• [GOAL]: For each line that holds "Please", copy the line out.

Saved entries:

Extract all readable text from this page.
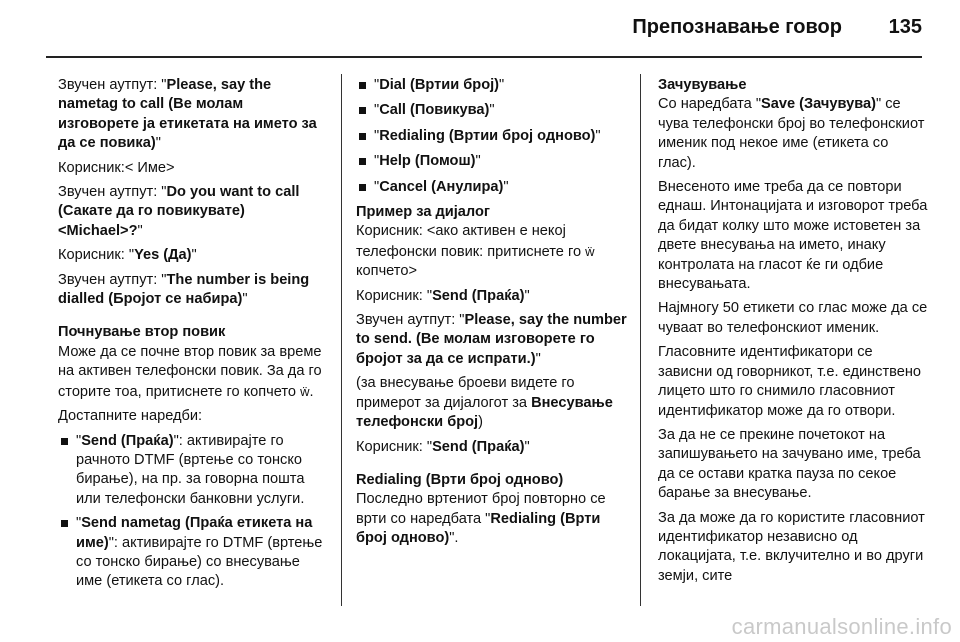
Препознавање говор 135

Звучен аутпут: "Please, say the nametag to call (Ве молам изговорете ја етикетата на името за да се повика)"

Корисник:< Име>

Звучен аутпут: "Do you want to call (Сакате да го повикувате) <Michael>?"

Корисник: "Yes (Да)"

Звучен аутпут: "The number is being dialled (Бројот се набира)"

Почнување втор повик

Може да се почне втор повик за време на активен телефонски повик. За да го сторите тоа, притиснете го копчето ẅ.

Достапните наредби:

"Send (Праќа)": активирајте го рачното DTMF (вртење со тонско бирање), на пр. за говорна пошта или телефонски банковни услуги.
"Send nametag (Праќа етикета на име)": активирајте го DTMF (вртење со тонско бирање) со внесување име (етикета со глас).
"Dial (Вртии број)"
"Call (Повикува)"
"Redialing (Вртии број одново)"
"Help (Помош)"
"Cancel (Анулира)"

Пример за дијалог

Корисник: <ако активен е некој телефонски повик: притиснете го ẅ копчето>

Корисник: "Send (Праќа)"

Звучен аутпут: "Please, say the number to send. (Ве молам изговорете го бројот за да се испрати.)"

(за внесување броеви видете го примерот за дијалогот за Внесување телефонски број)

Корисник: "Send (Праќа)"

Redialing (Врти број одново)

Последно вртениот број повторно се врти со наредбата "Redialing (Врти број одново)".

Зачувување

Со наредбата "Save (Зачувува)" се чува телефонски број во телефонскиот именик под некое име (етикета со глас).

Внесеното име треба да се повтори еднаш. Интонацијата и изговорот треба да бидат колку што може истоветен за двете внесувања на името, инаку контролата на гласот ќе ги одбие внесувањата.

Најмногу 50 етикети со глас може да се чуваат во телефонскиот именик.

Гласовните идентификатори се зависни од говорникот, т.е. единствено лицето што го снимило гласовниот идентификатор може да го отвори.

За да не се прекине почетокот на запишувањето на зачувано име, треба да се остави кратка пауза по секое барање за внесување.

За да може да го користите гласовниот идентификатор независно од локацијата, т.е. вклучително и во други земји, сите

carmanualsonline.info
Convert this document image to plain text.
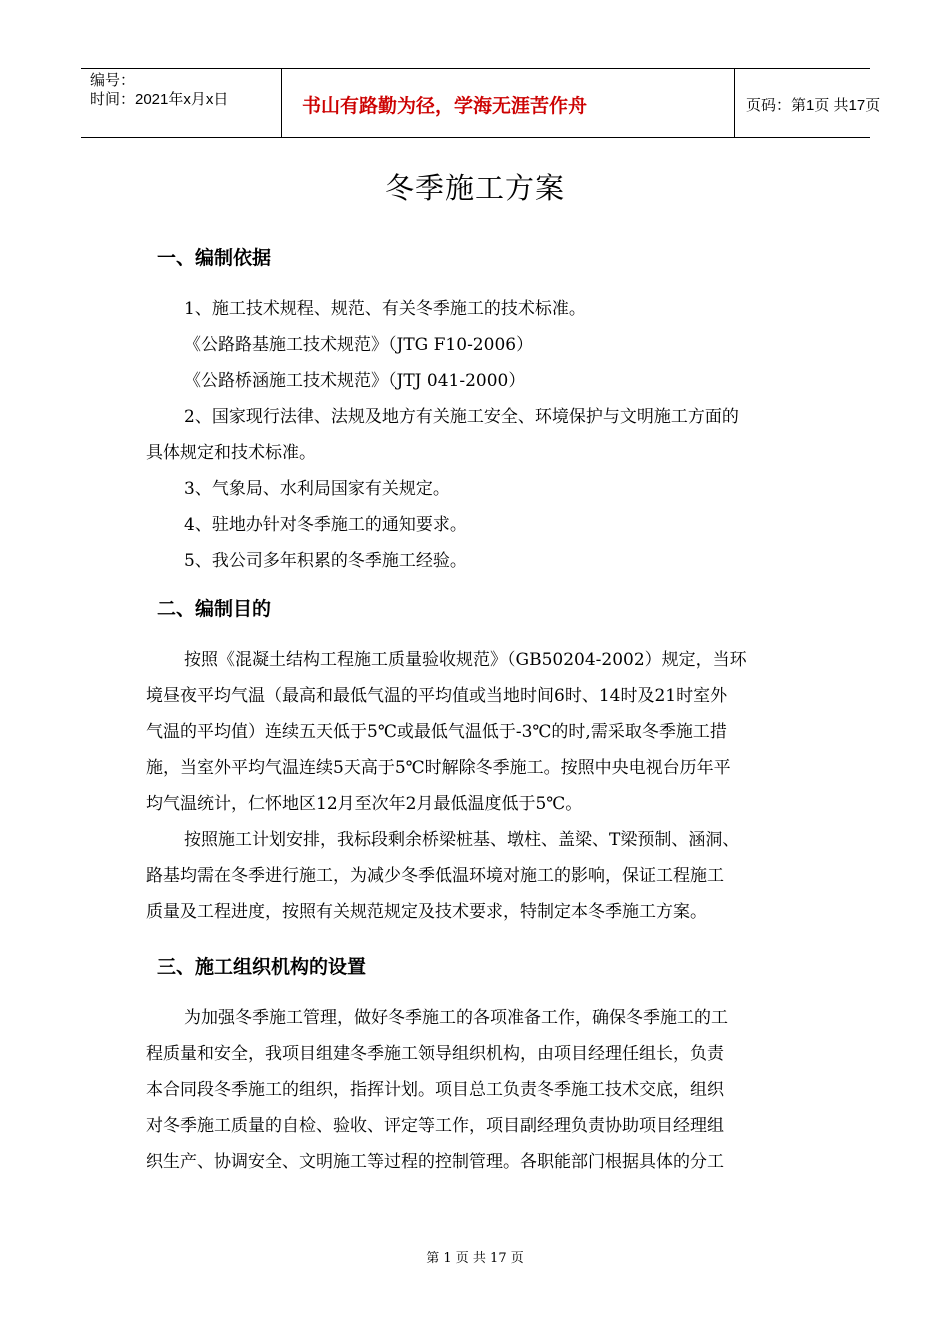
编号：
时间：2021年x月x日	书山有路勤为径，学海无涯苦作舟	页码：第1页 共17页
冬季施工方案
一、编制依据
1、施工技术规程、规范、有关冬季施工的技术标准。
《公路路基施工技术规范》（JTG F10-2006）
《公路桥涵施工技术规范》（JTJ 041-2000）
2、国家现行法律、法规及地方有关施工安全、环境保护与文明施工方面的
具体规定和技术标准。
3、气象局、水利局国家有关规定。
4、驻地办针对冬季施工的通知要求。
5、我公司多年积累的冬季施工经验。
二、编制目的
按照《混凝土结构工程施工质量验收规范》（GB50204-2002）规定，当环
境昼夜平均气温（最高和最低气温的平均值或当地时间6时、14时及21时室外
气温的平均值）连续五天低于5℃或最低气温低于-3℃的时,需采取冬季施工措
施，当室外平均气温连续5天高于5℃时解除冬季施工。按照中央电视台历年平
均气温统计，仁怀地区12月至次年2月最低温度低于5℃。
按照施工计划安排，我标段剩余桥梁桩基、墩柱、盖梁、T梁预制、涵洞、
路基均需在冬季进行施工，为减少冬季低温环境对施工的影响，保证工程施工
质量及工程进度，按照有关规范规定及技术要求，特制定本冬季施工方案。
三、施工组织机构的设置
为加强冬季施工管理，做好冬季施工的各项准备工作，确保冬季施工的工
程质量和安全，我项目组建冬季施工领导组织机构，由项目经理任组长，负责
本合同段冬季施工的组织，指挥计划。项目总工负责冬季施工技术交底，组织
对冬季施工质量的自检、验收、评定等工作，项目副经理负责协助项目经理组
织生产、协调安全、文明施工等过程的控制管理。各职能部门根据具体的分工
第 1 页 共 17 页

• [RESULT]:
Звучен аутпут: "Please, say the nametag to call (Ве молам изговорете ја етикетата на името за да се повика)"
Звучен аутпут: "Please, say the number to send. (Ве молам изговорете го бројот за да се испрати.)"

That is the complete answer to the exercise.